# [PROBLEM TO SOLVE]
List the lines of this listing that hold the word "color".

## start DATA ROWS

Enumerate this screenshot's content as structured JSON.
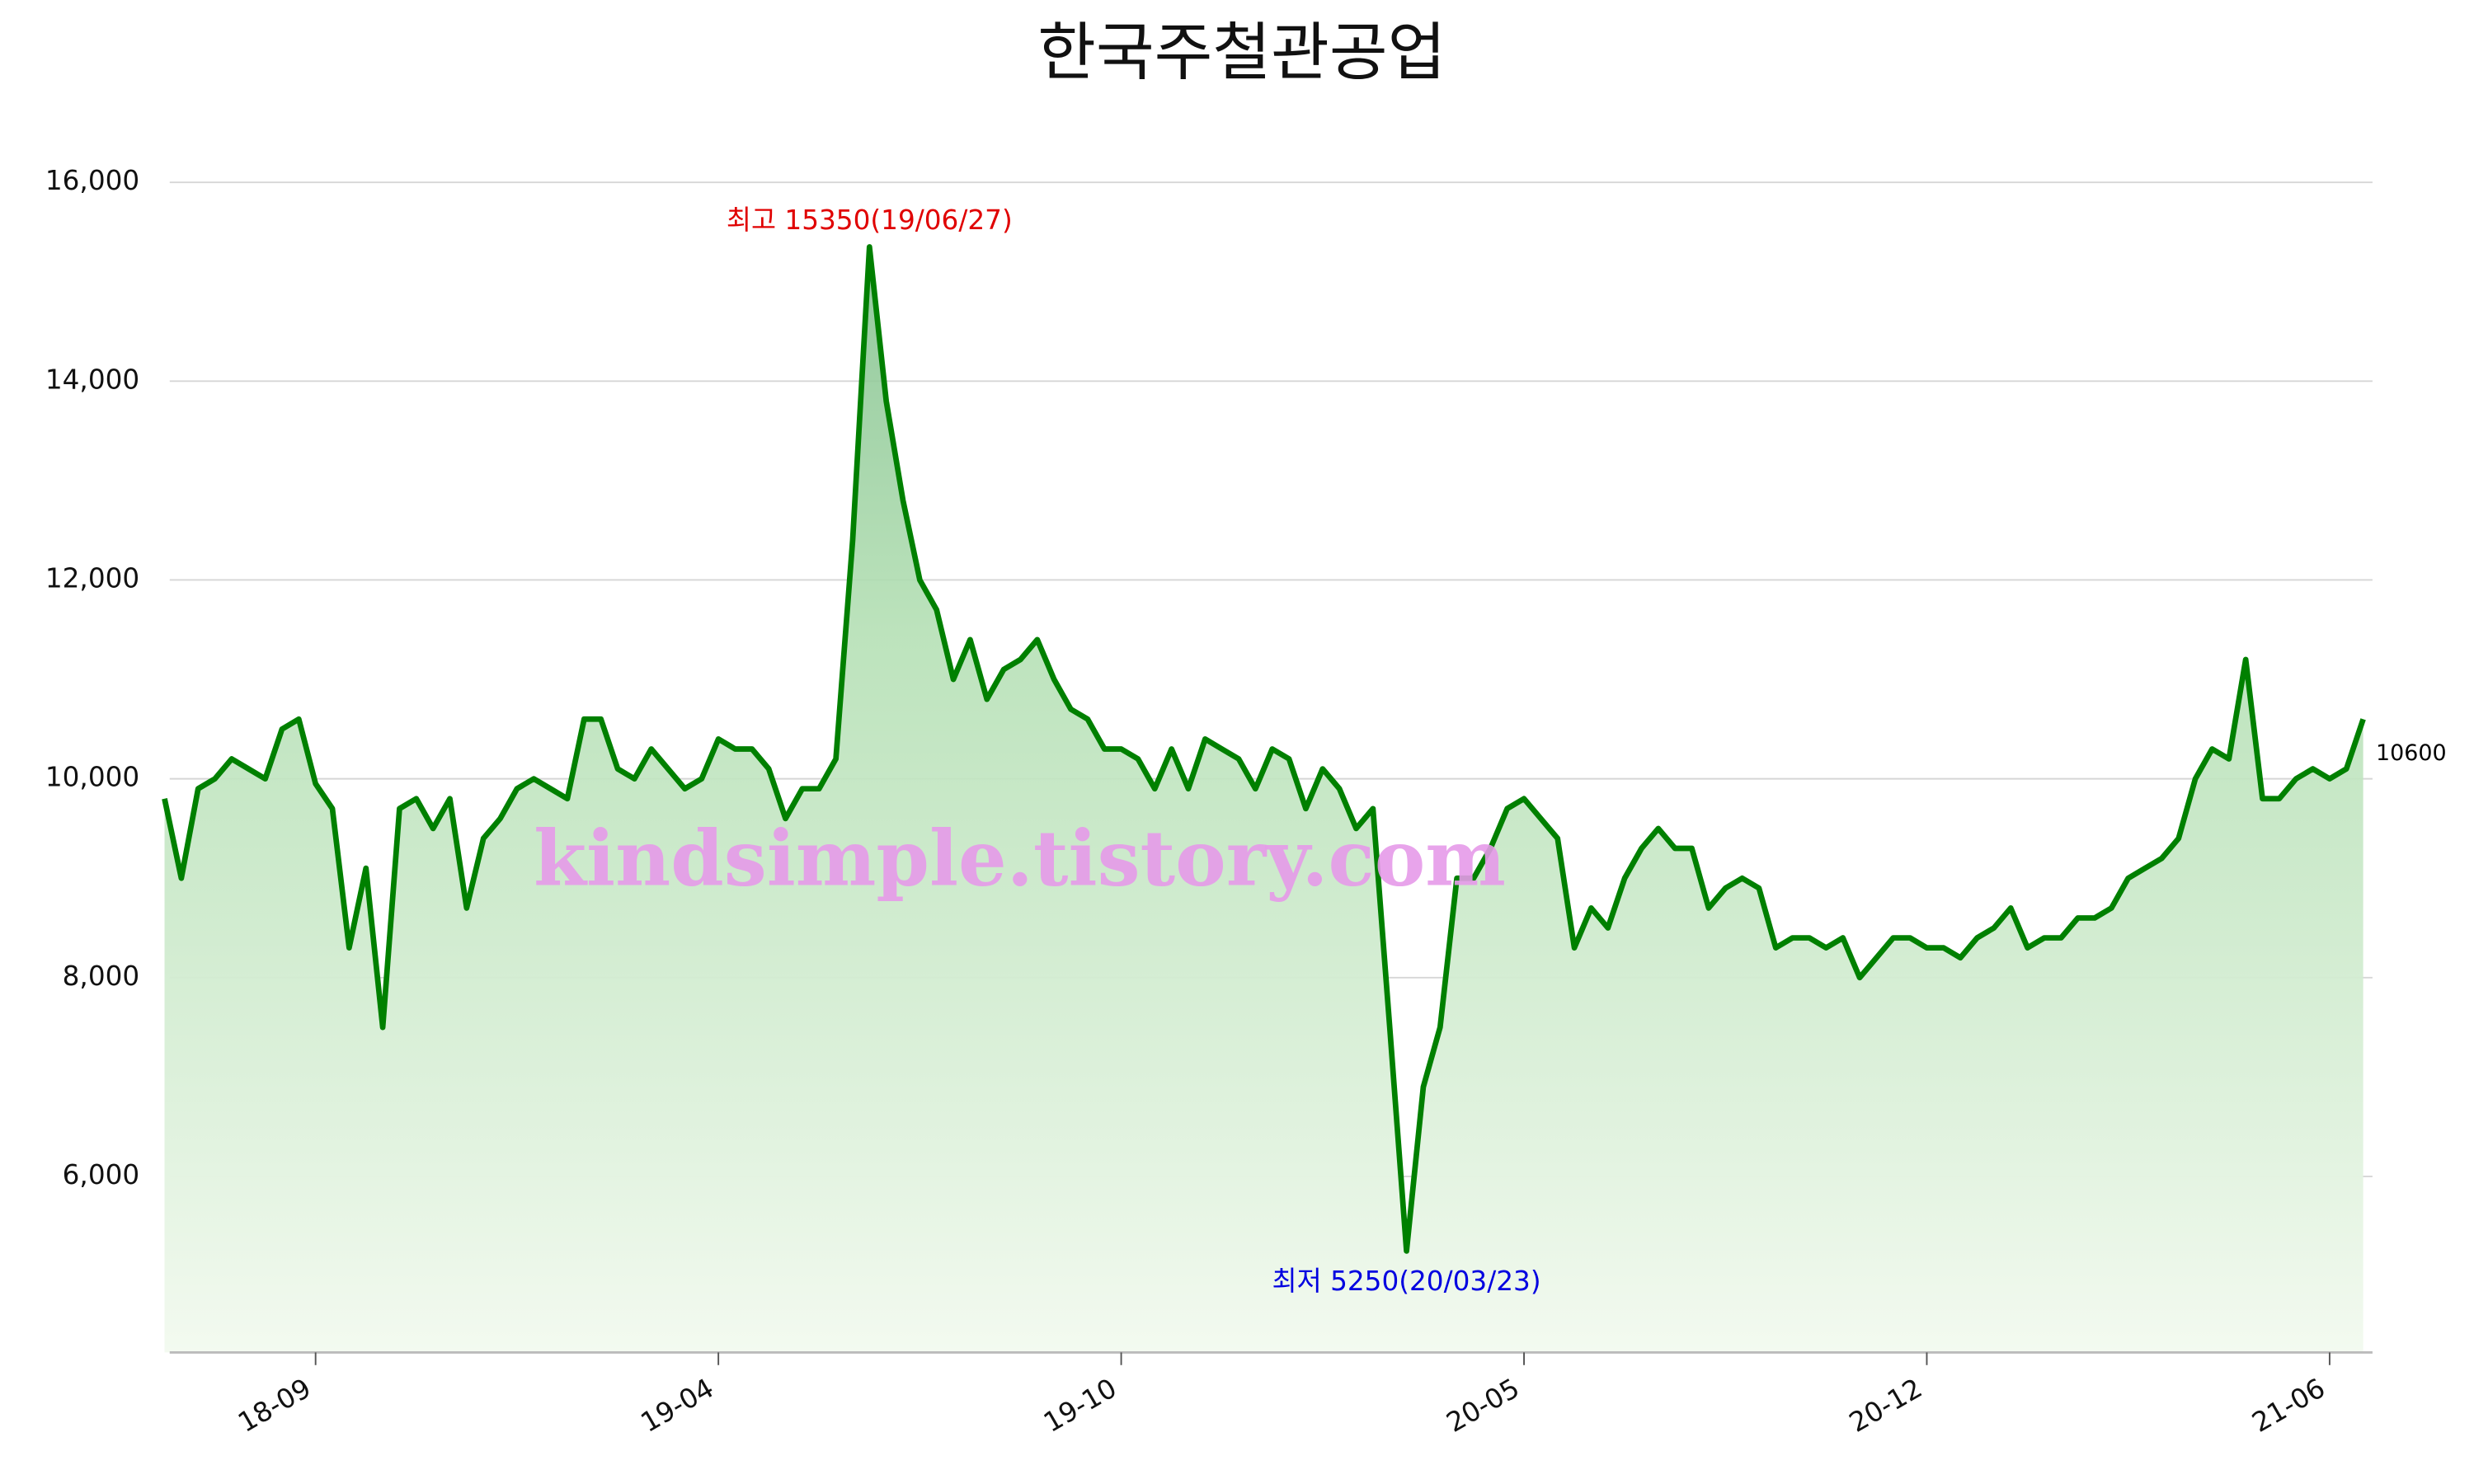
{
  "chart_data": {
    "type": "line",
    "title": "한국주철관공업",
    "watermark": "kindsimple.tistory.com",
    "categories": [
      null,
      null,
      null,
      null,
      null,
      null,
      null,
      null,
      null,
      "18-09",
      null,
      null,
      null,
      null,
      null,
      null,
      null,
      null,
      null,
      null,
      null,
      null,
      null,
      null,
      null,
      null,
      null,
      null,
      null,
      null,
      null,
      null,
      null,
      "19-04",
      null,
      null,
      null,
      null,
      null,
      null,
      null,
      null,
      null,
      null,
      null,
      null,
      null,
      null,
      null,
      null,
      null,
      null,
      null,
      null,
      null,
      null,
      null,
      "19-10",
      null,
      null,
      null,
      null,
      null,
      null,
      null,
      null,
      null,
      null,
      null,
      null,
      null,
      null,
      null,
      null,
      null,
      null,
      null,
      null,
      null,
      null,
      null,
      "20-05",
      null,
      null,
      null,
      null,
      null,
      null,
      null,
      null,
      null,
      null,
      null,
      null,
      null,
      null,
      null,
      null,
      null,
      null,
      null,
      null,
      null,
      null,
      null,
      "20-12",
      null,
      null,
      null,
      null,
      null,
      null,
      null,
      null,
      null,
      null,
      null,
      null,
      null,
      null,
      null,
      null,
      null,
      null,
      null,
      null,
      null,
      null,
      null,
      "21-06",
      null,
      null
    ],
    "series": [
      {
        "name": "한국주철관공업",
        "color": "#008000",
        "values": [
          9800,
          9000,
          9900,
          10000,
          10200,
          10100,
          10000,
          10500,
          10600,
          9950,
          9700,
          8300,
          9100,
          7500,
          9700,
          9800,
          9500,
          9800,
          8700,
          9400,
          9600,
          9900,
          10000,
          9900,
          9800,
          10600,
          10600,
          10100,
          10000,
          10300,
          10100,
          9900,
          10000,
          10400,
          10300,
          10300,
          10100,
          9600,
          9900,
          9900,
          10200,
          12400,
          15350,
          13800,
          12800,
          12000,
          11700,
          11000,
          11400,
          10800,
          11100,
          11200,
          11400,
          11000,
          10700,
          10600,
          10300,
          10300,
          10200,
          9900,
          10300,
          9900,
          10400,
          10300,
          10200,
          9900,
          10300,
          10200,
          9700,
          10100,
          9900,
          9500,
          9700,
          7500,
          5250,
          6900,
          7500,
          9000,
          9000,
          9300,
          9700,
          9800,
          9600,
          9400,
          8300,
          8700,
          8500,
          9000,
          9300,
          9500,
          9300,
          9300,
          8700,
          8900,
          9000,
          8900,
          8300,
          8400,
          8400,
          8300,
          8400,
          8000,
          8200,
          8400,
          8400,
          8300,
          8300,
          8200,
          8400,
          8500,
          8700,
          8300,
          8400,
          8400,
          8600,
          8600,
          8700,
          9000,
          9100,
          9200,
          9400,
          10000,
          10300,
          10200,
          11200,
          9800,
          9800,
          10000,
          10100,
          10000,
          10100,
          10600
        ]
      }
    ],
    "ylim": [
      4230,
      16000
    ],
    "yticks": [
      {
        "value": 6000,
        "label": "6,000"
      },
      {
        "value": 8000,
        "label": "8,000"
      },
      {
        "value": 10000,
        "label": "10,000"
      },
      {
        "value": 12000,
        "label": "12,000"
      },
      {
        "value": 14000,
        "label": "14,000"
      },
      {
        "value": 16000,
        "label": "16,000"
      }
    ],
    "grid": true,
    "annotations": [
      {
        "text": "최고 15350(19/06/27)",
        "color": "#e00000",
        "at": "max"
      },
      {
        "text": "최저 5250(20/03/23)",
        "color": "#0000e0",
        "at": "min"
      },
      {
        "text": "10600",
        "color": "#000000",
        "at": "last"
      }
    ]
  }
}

## end DATA ROWS

# [ANSWER IN FULL]
        "color": "#008000",
        "color": "#e00000",
        "color": "#0000e0",
        "color": "#000000",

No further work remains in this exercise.